→ Aim of the task:
Turn every item below into one numbered list, one line per entry. Skip blank lines and leave out the pictures.

→ Input records:
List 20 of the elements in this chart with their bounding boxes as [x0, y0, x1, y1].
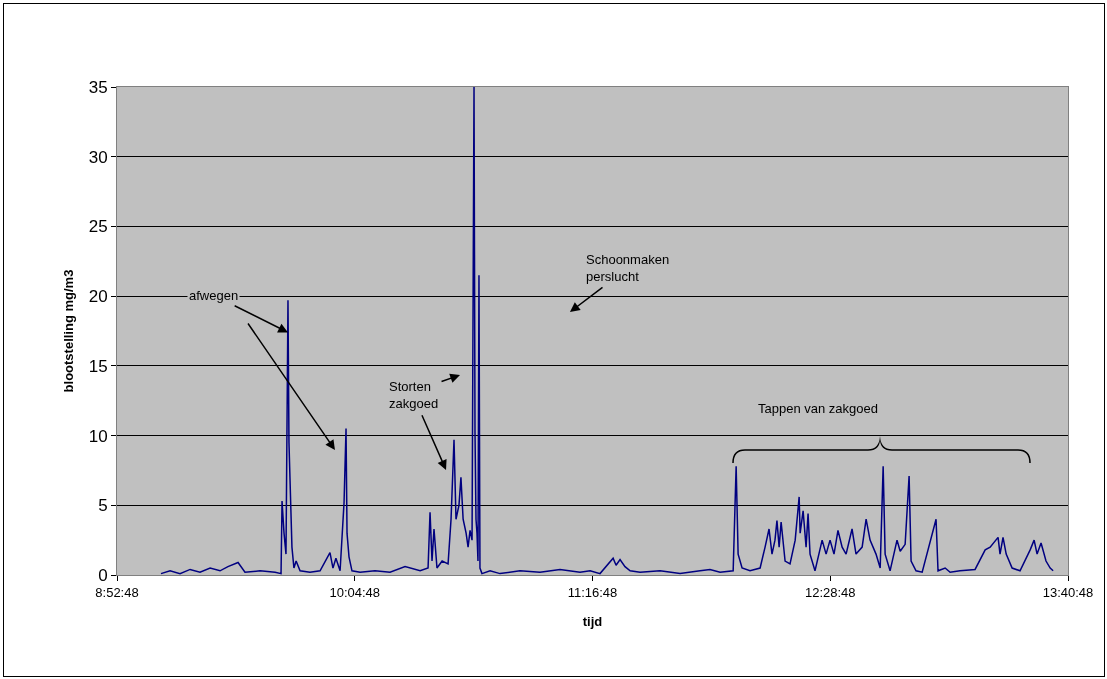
annotation: Tappen van zakgoed [758, 401, 878, 416]
line-series [160, 87, 1054, 575]
x-tick-label: 12:28:48 [804, 584, 856, 600]
y-axis-title: blootstelling mg/m3 [60, 269, 76, 393]
y-tick-label: 10 [88, 426, 108, 446]
y-tick-label: 0 [98, 565, 108, 585]
x-axis-title: tijd [582, 614, 603, 630]
y-tick-label: 25 [88, 217, 108, 237]
y-tick-label: 35 [88, 77, 108, 97]
annotation: Schoonmaken perslucht [586, 252, 670, 284]
annotation: afwegen [189, 288, 239, 303]
y-tick-label: 5 [98, 496, 108, 516]
y-tick-label: 20 [88, 287, 108, 307]
x-tick-label: 13:40:48 [1042, 584, 1094, 600]
y-tick-label: 15 [88, 356, 108, 376]
y-tick-label: 30 [88, 147, 108, 167]
annotation: Storten zakgoed [389, 379, 439, 411]
x-tick-label: 11:16:48 [567, 584, 618, 600]
x-tick-label: 8:52:48 [95, 584, 139, 600]
x-tick-label: 10:04:48 [329, 584, 381, 600]
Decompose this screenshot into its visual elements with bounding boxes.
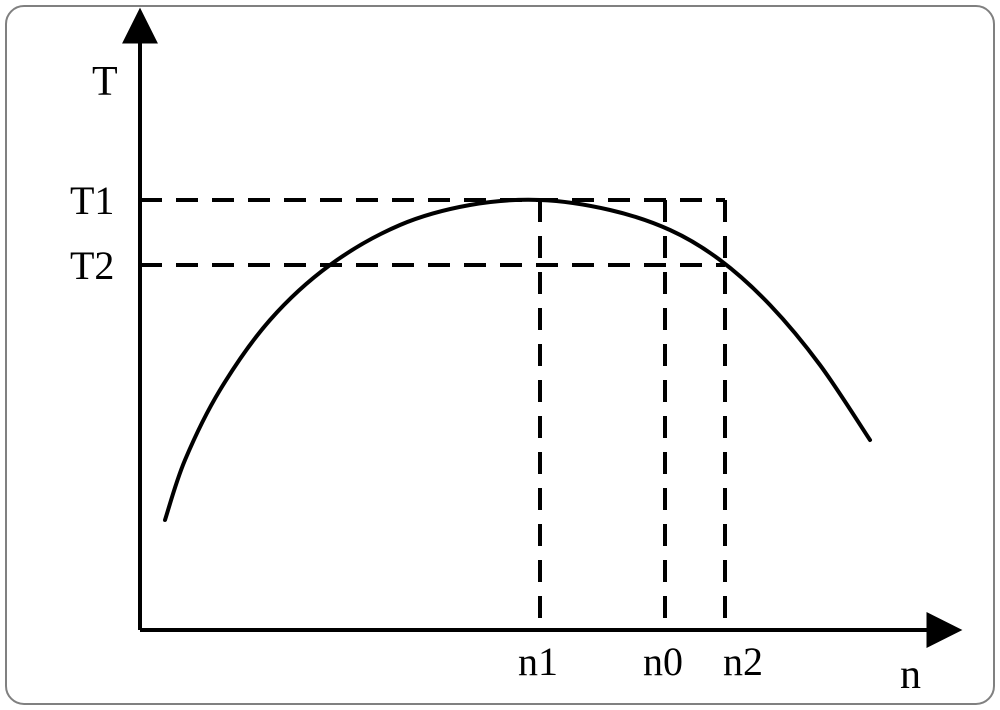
label-T1: T1 <box>70 178 114 223</box>
label-T2: T2 <box>70 243 114 288</box>
label-n1: n1 <box>518 639 558 684</box>
label-n2: n2 <box>723 639 763 684</box>
x-axis-label: n <box>900 652 921 698</box>
label-n0: n0 <box>643 639 683 684</box>
torque-speed-chart: Tn T1 T2 n1 n0 n2 <box>0 0 1000 710</box>
y-axis-label: T <box>92 59 118 105</box>
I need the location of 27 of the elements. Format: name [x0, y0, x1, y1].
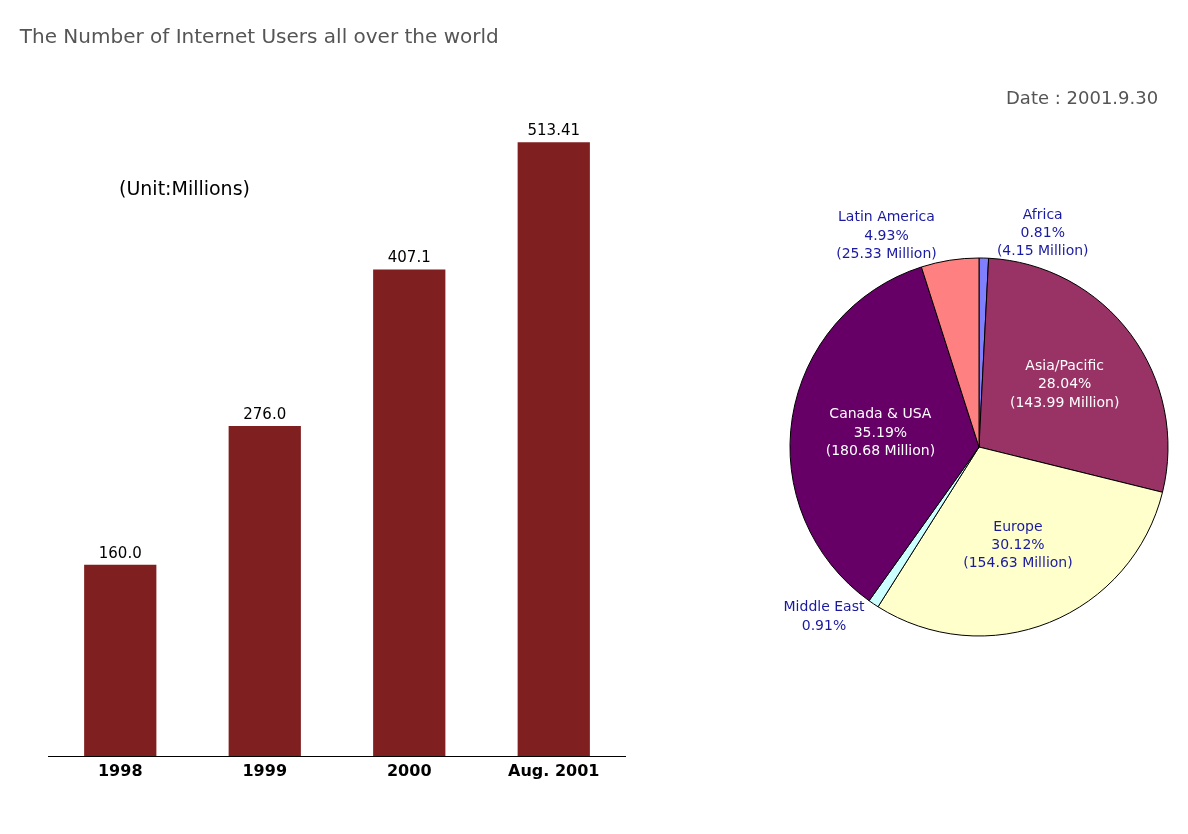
data-label: 0.81% (4.15 Million)	[996, 223, 1089, 259]
bar	[84, 564, 157, 756]
slice-label: Canada & USA	[829, 405, 932, 422]
x-tick-label: 1998	[97, 761, 143, 781]
bar	[517, 142, 590, 756]
data-label: 160.0	[98, 543, 142, 562]
chart-title: The Number of Internet Users all over the world	[18, 24, 499, 49]
data-label: 407.1	[387, 248, 431, 267]
bar	[228, 426, 301, 756]
x-tick-label: Aug. 2001	[508, 761, 600, 781]
data-label: 276.0	[243, 405, 287, 424]
data-label: 35.19% (180.68 Million)	[825, 423, 936, 458]
bar	[373, 269, 446, 756]
slice-label: Africa	[1022, 205, 1063, 222]
slice-label: Asia/Pacific	[1025, 357, 1104, 374]
x-tick-label: 2000	[386, 761, 432, 781]
slice-label: Europe	[993, 517, 1043, 534]
data-label: 30.12% (154.63 Million)	[963, 535, 1073, 570]
x-tick-label: 1999	[242, 761, 288, 781]
annotation: (Unit:Millions)	[119, 177, 250, 199]
data-label: 0.91%	[801, 616, 847, 633]
slice-label: Latin America	[838, 208, 935, 225]
text: Date : 2001.9.30	[1006, 87, 1159, 108]
data-label: 28.04% (143.99 Million)	[1009, 375, 1120, 410]
slice-label: Middle East	[783, 598, 865, 615]
data-label: 4.93% (25.33 Million)	[836, 226, 937, 261]
data-label: 513.41	[527, 121, 581, 140]
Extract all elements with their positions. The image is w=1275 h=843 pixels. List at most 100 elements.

→ Result:
1. List 20 of the elements in this chart with their bounding boxes as [x0, y0, x1, y1].
2. annotation: Tappen van zakgoed [758, 401, 878, 416]
3. line-series [160, 87, 1054, 575]
4. x-tick-label: 12:28:48 [804, 584, 856, 600]
5. y-axis-title: blootstelling mg/m3 [60, 269, 76, 393]
6. y-tick-label: 10 [88, 426, 108, 446]
7. y-tick-label: 0 [98, 565, 108, 585]
8. x-axis-title: tijd [582, 614, 603, 630]
9. y-tick-label: 25 [88, 217, 108, 237]
10. y-tick-label: 35 [88, 77, 108, 97]
11. annotation: Schoonmaken perslucht [586, 252, 670, 284]
12. annotation: afwegen [189, 288, 239, 303]
13. y-tick-label: 5 [98, 496, 108, 516]
14. y-tick-label: 20 [88, 287, 108, 307]
15. x-tick-label: 13:40:48 [1042, 584, 1094, 600]
16. y-tick-label: 15 [88, 356, 108, 376]
17. y-tick-label: 30 [88, 147, 108, 167]
18. annotation: Storten zakgoed [389, 379, 439, 411]
19. x-tick-label: 11:16:48 [567, 584, 618, 600]
20. x-tick-label: 8:52:48 [95, 584, 139, 600]
21. x-tick-label: 10:04:48 [329, 584, 381, 600]
22. Decompose this screenshot into its visual elements with bounding boxes.
23. label-T1: T1 <box>70 178 114 223</box>
24. label-T2: T2 <box>70 243 114 288</box>
25. label-n1: n1 <box>518 639 558 684</box>
26. label-n2: n2 <box>723 639 763 684</box>
27. x-axis-label: n <box>900 652 921 698</box>
28. label-n0: n0 <box>643 639 683 684</box>
29. torque-speed-chart: Tn T1 T2 n1 n0 n2 <box>0 0 1000 710</box>
30. y-axis-label: T <box>92 59 118 105</box>
31. I need the location of 27 of the elements. Format: name [x0, y0, x1, y1].
32. data-label: 0.81% (4.15 Million)	[996, 223, 1089, 259]
33. bar	[84, 564, 157, 756]
34. slice-label: Canada & USA	[829, 405, 932, 422]
35. x-tick-label: 1998	[97, 761, 143, 781]
36. bar	[517, 142, 590, 756]
37. data-label: 160.0	[98, 543, 142, 562]
38. chart-title: The Number of Internet Users all over the world	[18, 24, 499, 49]
39. data-label: 407.1	[387, 248, 431, 267]
40. bar	[228, 426, 301, 756]
41. x-tick-label: Aug. 2001	[508, 761, 600, 781]
42. data-label: 276.0	[243, 405, 287, 424]
43. data-label: 35.19% (180.68 Million)	[825, 423, 936, 458]
44. bar	[373, 269, 446, 756]
45. slice-label: Africa	[1022, 205, 1063, 222]
46. slice-label: Asia/Pacific	[1025, 357, 1104, 374]
47. x-tick-label: 2000	[386, 761, 432, 781]
48. slice-label: Europe	[993, 517, 1043, 534]
49. data-label: 30.12% (154.63 Million)	[963, 535, 1073, 570]
50. x-tick-label: 1999	[242, 761, 288, 781]
51. annotation: (Unit:Millions)	[119, 177, 250, 199]
52. data-label: 0.91%	[801, 616, 847, 633]
53. slice-label: Latin America	[838, 208, 935, 225]
54. text: Date : 2001.9.30	[1006, 87, 1159, 108]
55. data-label: 28.04% (143.99 Million)	[1009, 375, 1120, 410]
56. slice-label: Middle East	[783, 598, 865, 615]
57. data-label: 4.93% (25.33 Million)	[836, 226, 937, 261]
58. data-label: 513.41	[527, 121, 581, 140]
59. Extract all elements with their positions. The image is w=1275 h=843 pixels. List at most 100 elements.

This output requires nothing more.